━━━━━ Records shown

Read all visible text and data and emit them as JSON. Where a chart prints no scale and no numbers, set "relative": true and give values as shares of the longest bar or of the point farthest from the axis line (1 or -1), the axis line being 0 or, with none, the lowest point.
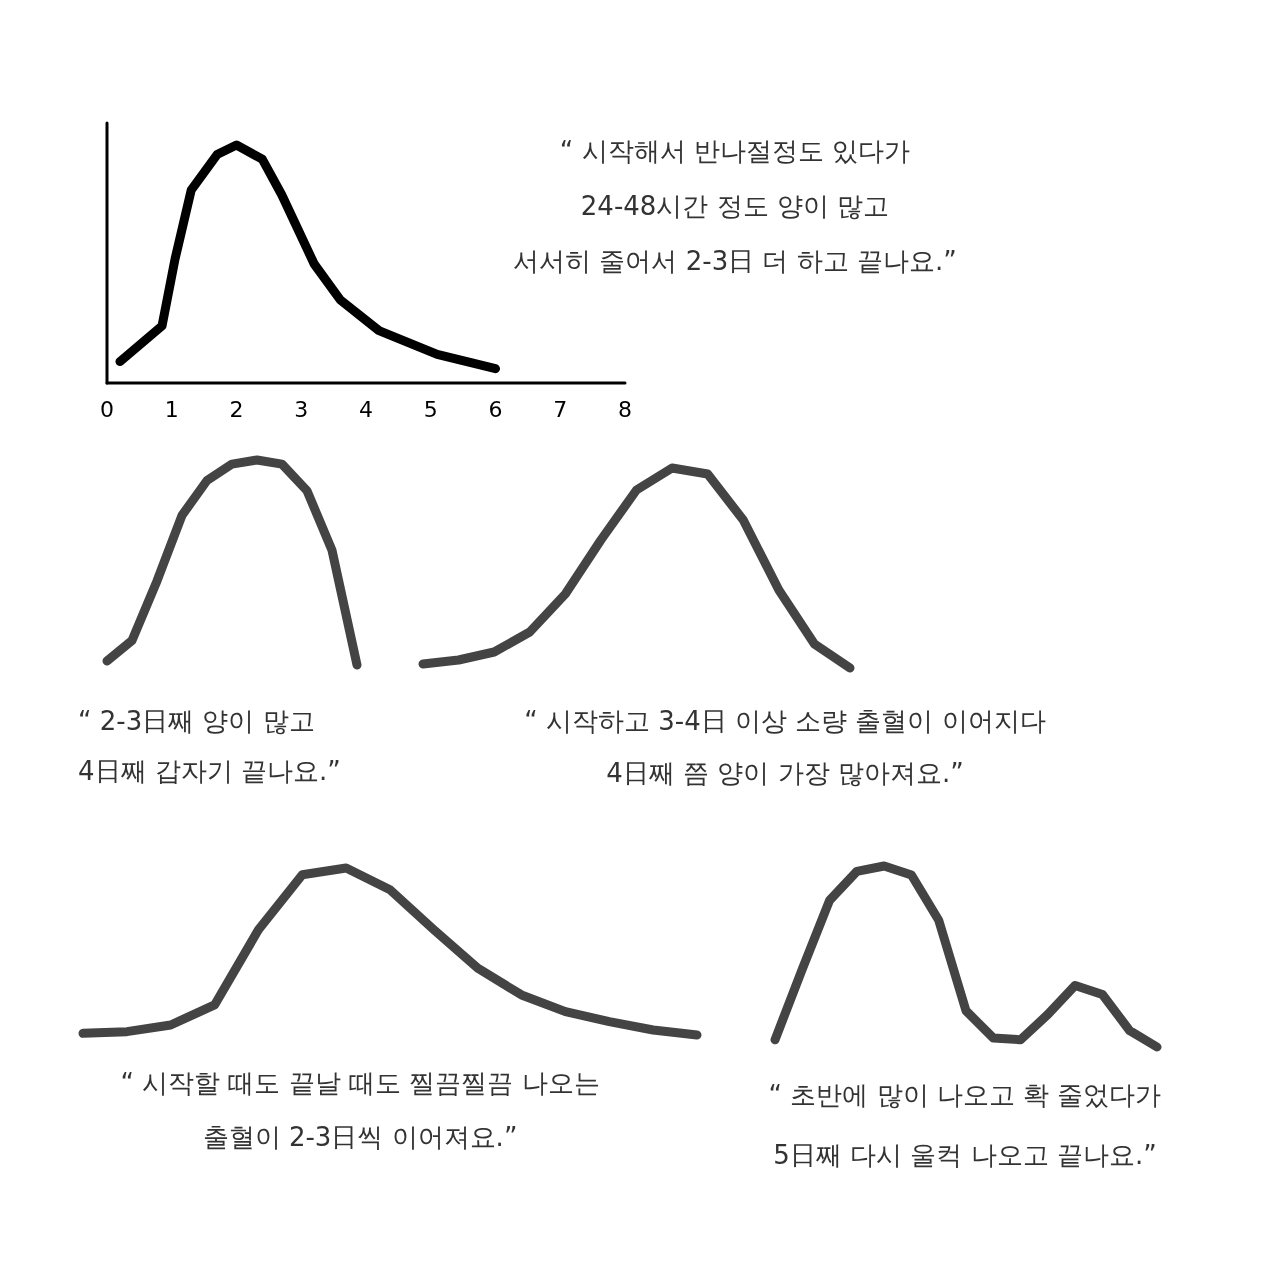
{
  "chart_data": [
    {
      "type": "line",
      "relative": true,
      "x": [
        0.2,
        0.85,
        1.05,
        1.3,
        1.7,
        2.0,
        2.4,
        2.7,
        3.2,
        3.6,
        4.2,
        5.1,
        6.0
      ],
      "xlim": [
        0,
        8
      ],
      "xticks": [
        0,
        1,
        2,
        3,
        4,
        5,
        6,
        7,
        8
      ],
      "tick_labels": "x",
      "series": [
        {
          "color": "#000000",
          "values": [
            0.09,
            0.24,
            0.52,
            0.81,
            0.96,
            1.0,
            0.94,
            0.79,
            0.5,
            0.35,
            0.22,
            0.12,
            0.06
          ]
        }
      ],
      "annotations": [
        "“ 시작해서 반나절정도 있다가",
        "24-48시간 정도 양이 많고",
        "서서히 줄어서 2-3日 더 하고 끝나요.”"
      ]
    },
    {
      "type": "line",
      "relative": true,
      "tick_labels": false,
      "categories": [
        null,
        null,
        null,
        null,
        null,
        null,
        null,
        null,
        null,
        null,
        null
      ],
      "series": [
        {
          "color": "#444444",
          "values": [
            0.02,
            0.12,
            0.41,
            0.73,
            0.9,
            0.98,
            1.0,
            0.98,
            0.85,
            0.56,
            0
          ]
        }
      ],
      "annotations": [
        "“ 2-3日째 양이 많고",
        "4日째 갑자기 끝나요.”"
      ]
    },
    {
      "type": "line",
      "relative": true,
      "tick_labels": false,
      "categories": [
        null,
        null,
        null,
        null,
        null,
        null,
        null,
        null,
        null,
        null,
        null,
        null,
        null
      ],
      "series": [
        {
          "color": "#444444",
          "values": [
            0.02,
            0.04,
            0.08,
            0.18,
            0.37,
            0.64,
            0.89,
            1.0,
            0.97,
            0.74,
            0.39,
            0.12,
            0
          ]
        }
      ],
      "annotations": [
        "“ 시작하고 3-4日 이상 소량 출혈이 이어지다",
        "4日째 쯤 양이 가장 많아져요.”"
      ]
    },
    {
      "type": "line",
      "relative": true,
      "tick_labels": false,
      "categories": [
        null,
        null,
        null,
        null,
        null,
        null,
        null,
        null,
        null,
        null,
        null,
        null,
        null,
        null,
        null
      ],
      "series": [
        {
          "color": "#444444",
          "values": [
            0.01,
            0.02,
            0.06,
            0.18,
            0.63,
            0.96,
            1.0,
            0.87,
            0.63,
            0.4,
            0.24,
            0.14,
            0.08,
            0.03,
            0
          ]
        }
      ],
      "annotations": [
        "“ 시작할 때도 끝날 때도 찔끔찔끔 나오는",
        "출혈이 2-3日씩 이어져요.”"
      ]
    },
    {
      "type": "line",
      "relative": true,
      "tick_labels": false,
      "categories": [
        null,
        null,
        null,
        null,
        null,
        null,
        null,
        null,
        null,
        null,
        null,
        null,
        null,
        null,
        null
      ],
      "series": [
        {
          "color": "#444444",
          "values": [
            0.04,
            0.43,
            0.81,
            0.97,
            1.0,
            0.95,
            0.7,
            0.2,
            0.05,
            0.04,
            0.18,
            0.34,
            0.29,
            0.09,
            0
          ]
        }
      ],
      "annotations": [
        "“ 초반에 많이 나오고 확 줄었다가",
        "5日째 다시 울컥 나오고 끝나요.”"
      ]
    }
  ]
}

━━━━━━━━━━

# Stated problem
Omit pictures; set down the rest of the material word for word.

# Exercise solution
Read all visible text and data and emit them as JSON. Where a chart prints no scale and no numbers, set "relative": true and give values as shares of the longest bar or of the point farthest from the axis line (1 or -1), the axis line being 0 or, with none, the lowest point.
{
  "chart_data": [
    {
      "type": "line",
      "relative": true,
      "x": [
        0.2,
        0.85,
        1.05,
        1.3,
        1.7,
        2.0,
        2.4,
        2.7,
        3.2,
        3.6,
        4.2,
        5.1,
        6.0
      ],
      "xlim": [
        0,
        8
      ],
      "xticks": [
        0,
        1,
        2,
        3,
        4,
        5,
        6,
        7,
        8
      ],
      "tick_labels": "x",
      "series": [
        {
          "color": "#000000",
          "values": [
            0.09,
            0.24,
            0.52,
            0.81,
            0.96,
            1.0,
            0.94,
            0.79,
            0.5,
            0.35,
            0.22,
            0.12,
            0.06
          ]
        }
      ],
      "annotations": [
        "“ 시작해서 반나절정도 있다가",
        "24-48시간 정도 양이 많고",
        "서서히 줄어서 2-3日 더 하고 끝나요.”"
      ]
    },
    {
      "type": "line",
      "relative": true,
      "tick_labels": false,
      "categories": [
        null,
        null,
        null,
        null,
        null,
        null,
        null,
        null,
        null,
        null,
        null
      ],
      "series": [
        {
          "color": "#444444",
          "values": [
            0.02,
            0.12,
            0.41,
            0.73,
            0.9,
            0.98,
            1.0,
            0.98,
            0.85,
            0.56,
            0
          ]
        }
      ],
      "annotations": [
        "“ 2-3日째 양이 많고",
        "4日째 갑자기 끝나요.”"
      ]
    },
    {
      "type": "line",
      "relative": true,
      "tick_labels": false,
      "categories": [
        null,
        null,
        null,
        null,
        null,
        null,
        null,
        null,
        null,
        null,
        null,
        null,
        null
      ],
      "series": [
        {
          "color": "#444444",
          "values": [
            0.02,
            0.04,
            0.08,
            0.18,
            0.37,
            0.64,
            0.89,
            1.0,
            0.97,
            0.74,
            0.39,
            0.12,
            0
          ]
        }
      ],
      "annotations": [
        "“ 시작하고 3-4日 이상 소량 출혈이 이어지다",
        "4日째 쯤 양이 가장 많아져요.”"
      ]
    },
    {
      "type": "line",
      "relative": true,
      "tick_labels": false,
      "categories": [
        null,
        null,
        null,
        null,
        null,
        null,
        null,
        null,
        null,
        null,
        null,
        null,
        null,
        null,
        null
      ],
      "series": [
        {
          "color": "#444444",
          "values": [
            0.01,
            0.02,
            0.06,
            0.18,
            0.63,
            0.96,
            1.0,
            0.87,
            0.63,
            0.4,
            0.24,
            0.14,
            0.08,
            0.03,
            0
          ]
        }
      ],
      "annotations": [
        "“ 시작할 때도 끝날 때도 찔끔찔끔 나오는",
        "출혈이 2-3日씩 이어져요.”"
      ]
    },
    {
      "type": "line",
      "relative": true,
      "tick_labels": false,
      "categories": [
        null,
        null,
        null,
        null,
        null,
        null,
        null,
        null,
        null,
        null,
        null,
        null,
        null,
        null,
        null
      ],
      "series": [
        {
          "color": "#444444",
          "values": [
            0.04,
            0.43,
            0.81,
            0.97,
            1.0,
            0.95,
            0.7,
            0.2,
            0.05,
            0.04,
            0.18,
            0.34,
            0.29,
            0.09,
            0
          ]
        }
      ],
      "annotations": [
        "“ 초반에 많이 나오고 확 줄었다가",
        "5日째 다시 울컥 나오고 끝나요.”"
      ]
    }
  ]
}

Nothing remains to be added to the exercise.